→ Exercise instructions
Write out the material again exactly, please, and omit the pictures.

→ The records
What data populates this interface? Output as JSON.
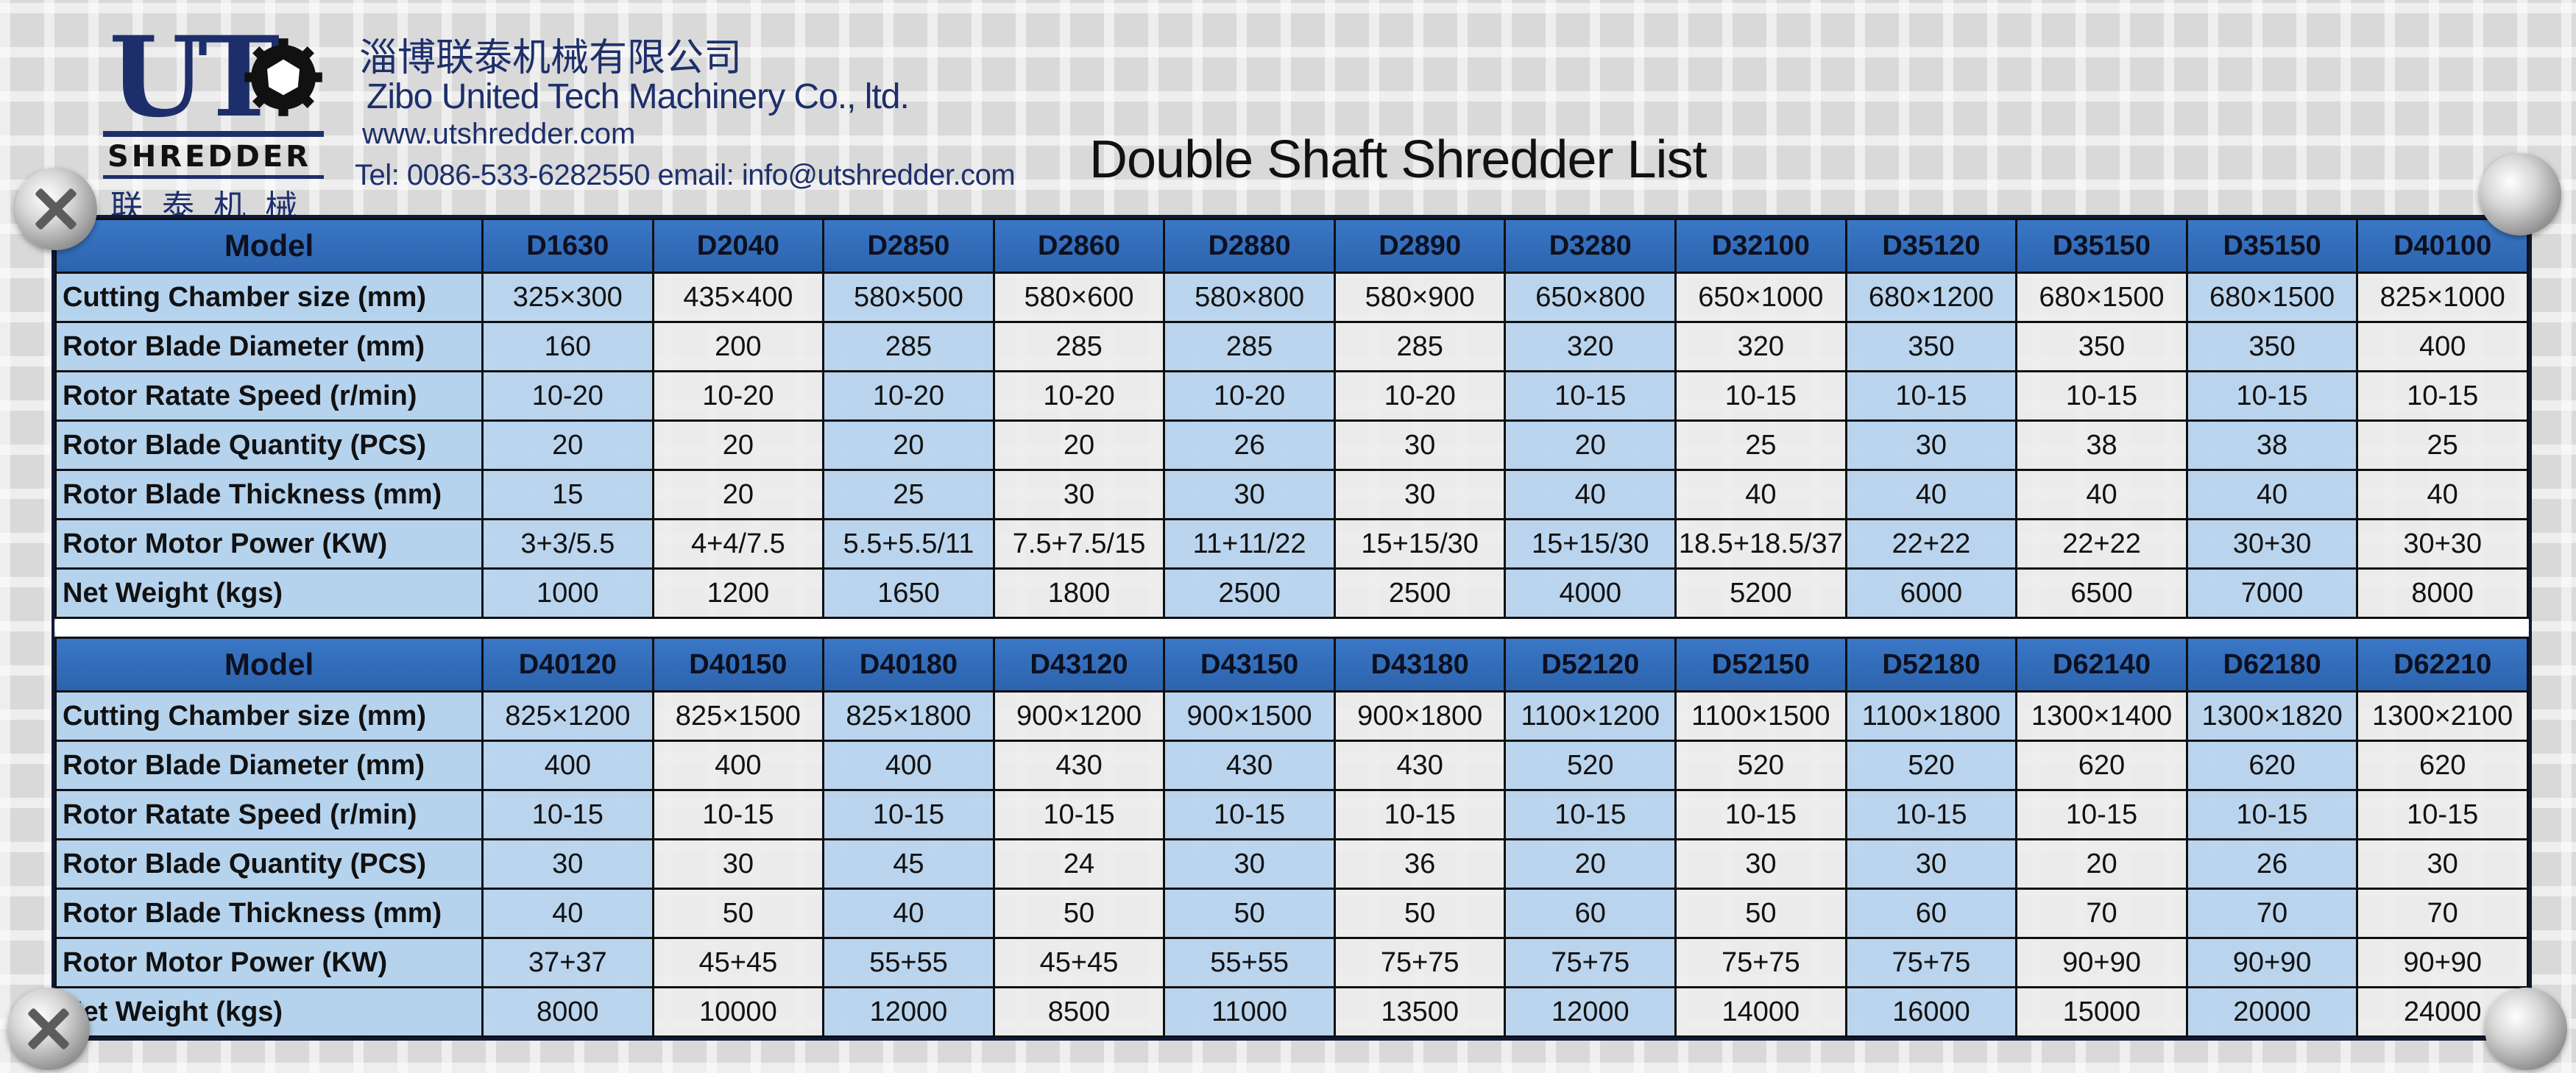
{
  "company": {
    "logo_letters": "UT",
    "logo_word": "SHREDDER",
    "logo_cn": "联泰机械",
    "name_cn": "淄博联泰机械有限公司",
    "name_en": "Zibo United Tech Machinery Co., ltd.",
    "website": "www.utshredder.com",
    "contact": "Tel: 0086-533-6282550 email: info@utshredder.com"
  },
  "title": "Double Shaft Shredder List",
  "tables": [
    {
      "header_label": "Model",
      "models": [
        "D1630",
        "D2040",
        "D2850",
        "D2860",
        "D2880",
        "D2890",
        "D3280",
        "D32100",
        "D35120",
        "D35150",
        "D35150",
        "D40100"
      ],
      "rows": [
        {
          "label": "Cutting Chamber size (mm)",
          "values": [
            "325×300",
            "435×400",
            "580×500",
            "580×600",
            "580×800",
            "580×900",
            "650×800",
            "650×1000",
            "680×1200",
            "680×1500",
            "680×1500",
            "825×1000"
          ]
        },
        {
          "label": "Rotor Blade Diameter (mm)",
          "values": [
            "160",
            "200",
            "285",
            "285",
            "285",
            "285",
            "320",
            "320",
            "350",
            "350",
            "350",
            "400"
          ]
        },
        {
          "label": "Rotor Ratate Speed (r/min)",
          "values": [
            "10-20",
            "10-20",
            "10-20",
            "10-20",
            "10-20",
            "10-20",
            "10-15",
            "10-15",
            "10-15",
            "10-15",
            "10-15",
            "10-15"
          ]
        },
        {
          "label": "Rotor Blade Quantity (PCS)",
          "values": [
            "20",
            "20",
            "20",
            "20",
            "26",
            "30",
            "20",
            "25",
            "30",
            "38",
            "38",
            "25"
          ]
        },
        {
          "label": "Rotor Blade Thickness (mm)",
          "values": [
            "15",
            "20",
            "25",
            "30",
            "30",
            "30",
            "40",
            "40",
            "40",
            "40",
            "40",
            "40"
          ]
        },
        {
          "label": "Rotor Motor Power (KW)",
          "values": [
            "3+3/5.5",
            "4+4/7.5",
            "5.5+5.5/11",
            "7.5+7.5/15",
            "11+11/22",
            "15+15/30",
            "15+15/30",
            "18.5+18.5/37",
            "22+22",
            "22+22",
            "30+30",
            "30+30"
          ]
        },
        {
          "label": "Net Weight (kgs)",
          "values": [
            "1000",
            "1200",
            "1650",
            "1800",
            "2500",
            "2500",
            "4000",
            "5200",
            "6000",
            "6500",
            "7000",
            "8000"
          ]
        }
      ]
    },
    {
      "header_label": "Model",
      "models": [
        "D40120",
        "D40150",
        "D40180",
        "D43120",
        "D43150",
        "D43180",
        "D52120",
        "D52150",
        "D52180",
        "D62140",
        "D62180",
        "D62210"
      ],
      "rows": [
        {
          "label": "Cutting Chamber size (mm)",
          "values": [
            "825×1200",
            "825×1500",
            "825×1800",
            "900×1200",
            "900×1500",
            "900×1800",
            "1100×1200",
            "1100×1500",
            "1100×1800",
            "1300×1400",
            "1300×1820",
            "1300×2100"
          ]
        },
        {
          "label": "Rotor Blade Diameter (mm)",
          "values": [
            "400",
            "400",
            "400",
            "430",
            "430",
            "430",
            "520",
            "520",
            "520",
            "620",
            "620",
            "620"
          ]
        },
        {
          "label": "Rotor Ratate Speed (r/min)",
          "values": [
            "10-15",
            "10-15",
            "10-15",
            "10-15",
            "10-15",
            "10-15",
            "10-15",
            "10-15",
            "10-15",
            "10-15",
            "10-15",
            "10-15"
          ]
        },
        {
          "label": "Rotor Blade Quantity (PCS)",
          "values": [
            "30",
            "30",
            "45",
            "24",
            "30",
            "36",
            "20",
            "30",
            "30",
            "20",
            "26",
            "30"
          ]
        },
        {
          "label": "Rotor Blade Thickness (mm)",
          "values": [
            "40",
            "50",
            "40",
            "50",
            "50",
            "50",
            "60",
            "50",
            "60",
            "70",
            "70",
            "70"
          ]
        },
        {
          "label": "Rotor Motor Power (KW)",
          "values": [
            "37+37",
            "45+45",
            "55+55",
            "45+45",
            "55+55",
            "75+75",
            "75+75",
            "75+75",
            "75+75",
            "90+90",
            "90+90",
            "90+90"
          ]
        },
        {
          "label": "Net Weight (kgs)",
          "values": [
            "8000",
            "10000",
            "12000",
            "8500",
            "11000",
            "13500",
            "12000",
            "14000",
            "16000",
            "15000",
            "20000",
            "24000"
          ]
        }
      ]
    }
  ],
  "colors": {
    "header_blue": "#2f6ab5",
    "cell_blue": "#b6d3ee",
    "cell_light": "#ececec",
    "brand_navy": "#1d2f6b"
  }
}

→ Correct answer
What data populates this interface? Output as JSON.
{
  "company": {
    "logo_letters": "UT",
    "logo_word": "SHREDDER",
    "logo_cn": "联泰机械",
    "name_cn": "淄博联泰机械有限公司",
    "name_en": "Zibo United Tech Machinery Co., ltd.",
    "website": "www.utshredder.com",
    "contact": "Tel: 0086-533-6282550 email: info@utshredder.com"
  },
  "title": "Double Shaft Shredder List",
  "tables": [
    {
      "header_label": "Model",
      "models": [
        "D1630",
        "D2040",
        "D2850",
        "D2860",
        "D2880",
        "D2890",
        "D3280",
        "D32100",
        "D35120",
        "D35150",
        "D35150",
        "D40100"
      ],
      "rows": [
        {
          "label": "Cutting Chamber size (mm)",
          "values": [
            "325×300",
            "435×400",
            "580×500",
            "580×600",
            "580×800",
            "580×900",
            "650×800",
            "650×1000",
            "680×1200",
            "680×1500",
            "680×1500",
            "825×1000"
          ]
        },
        {
          "label": "Rotor Blade Diameter (mm)",
          "values": [
            "160",
            "200",
            "285",
            "285",
            "285",
            "285",
            "320",
            "320",
            "350",
            "350",
            "350",
            "400"
          ]
        },
        {
          "label": "Rotor Ratate Speed (r/min)",
          "values": [
            "10-20",
            "10-20",
            "10-20",
            "10-20",
            "10-20",
            "10-20",
            "10-15",
            "10-15",
            "10-15",
            "10-15",
            "10-15",
            "10-15"
          ]
        },
        {
          "label": "Rotor Blade Quantity (PCS)",
          "values": [
            "20",
            "20",
            "20",
            "20",
            "26",
            "30",
            "20",
            "25",
            "30",
            "38",
            "38",
            "25"
          ]
        },
        {
          "label": "Rotor Blade Thickness (mm)",
          "values": [
            "15",
            "20",
            "25",
            "30",
            "30",
            "30",
            "40",
            "40",
            "40",
            "40",
            "40",
            "40"
          ]
        },
        {
          "label": "Rotor Motor Power (KW)",
          "values": [
            "3+3/5.5",
            "4+4/7.5",
            "5.5+5.5/11",
            "7.5+7.5/15",
            "11+11/22",
            "15+15/30",
            "15+15/30",
            "18.5+18.5/37",
            "22+22",
            "22+22",
            "30+30",
            "30+30"
          ]
        },
        {
          "label": "Net Weight (kgs)",
          "values": [
            "1000",
            "1200",
            "1650",
            "1800",
            "2500",
            "2500",
            "4000",
            "5200",
            "6000",
            "6500",
            "7000",
            "8000"
          ]
        }
      ]
    },
    {
      "header_label": "Model",
      "models": [
        "D40120",
        "D40150",
        "D40180",
        "D43120",
        "D43150",
        "D43180",
        "D52120",
        "D52150",
        "D52180",
        "D62140",
        "D62180",
        "D62210"
      ],
      "rows": [
        {
          "label": "Cutting Chamber size (mm)",
          "values": [
            "825×1200",
            "825×1500",
            "825×1800",
            "900×1200",
            "900×1500",
            "900×1800",
            "1100×1200",
            "1100×1500",
            "1100×1800",
            "1300×1400",
            "1300×1820",
            "1300×2100"
          ]
        },
        {
          "label": "Rotor Blade Diameter (mm)",
          "values": [
            "400",
            "400",
            "400",
            "430",
            "430",
            "430",
            "520",
            "520",
            "520",
            "620",
            "620",
            "620"
          ]
        },
        {
          "label": "Rotor Ratate Speed (r/min)",
          "values": [
            "10-15",
            "10-15",
            "10-15",
            "10-15",
            "10-15",
            "10-15",
            "10-15",
            "10-15",
            "10-15",
            "10-15",
            "10-15",
            "10-15"
          ]
        },
        {
          "label": "Rotor Blade Quantity (PCS)",
          "values": [
            "30",
            "30",
            "45",
            "24",
            "30",
            "36",
            "20",
            "30",
            "30",
            "20",
            "26",
            "30"
          ]
        },
        {
          "label": "Rotor Blade Thickness (mm)",
          "values": [
            "40",
            "50",
            "40",
            "50",
            "50",
            "50",
            "60",
            "50",
            "60",
            "70",
            "70",
            "70"
          ]
        },
        {
          "label": "Rotor Motor Power (KW)",
          "values": [
            "37+37",
            "45+45",
            "55+55",
            "45+45",
            "55+55",
            "75+75",
            "75+75",
            "75+75",
            "75+75",
            "90+90",
            "90+90",
            "90+90"
          ]
        },
        {
          "label": "Net Weight (kgs)",
          "values": [
            "8000",
            "10000",
            "12000",
            "8500",
            "11000",
            "13500",
            "12000",
            "14000",
            "16000",
            "15000",
            "20000",
            "24000"
          ]
        }
      ]
    }
  ],
  "colors": {
    "header_blue": "#2f6ab5",
    "cell_blue": "#b6d3ee",
    "cell_light": "#ececec",
    "brand_navy": "#1d2f6b"
  }
}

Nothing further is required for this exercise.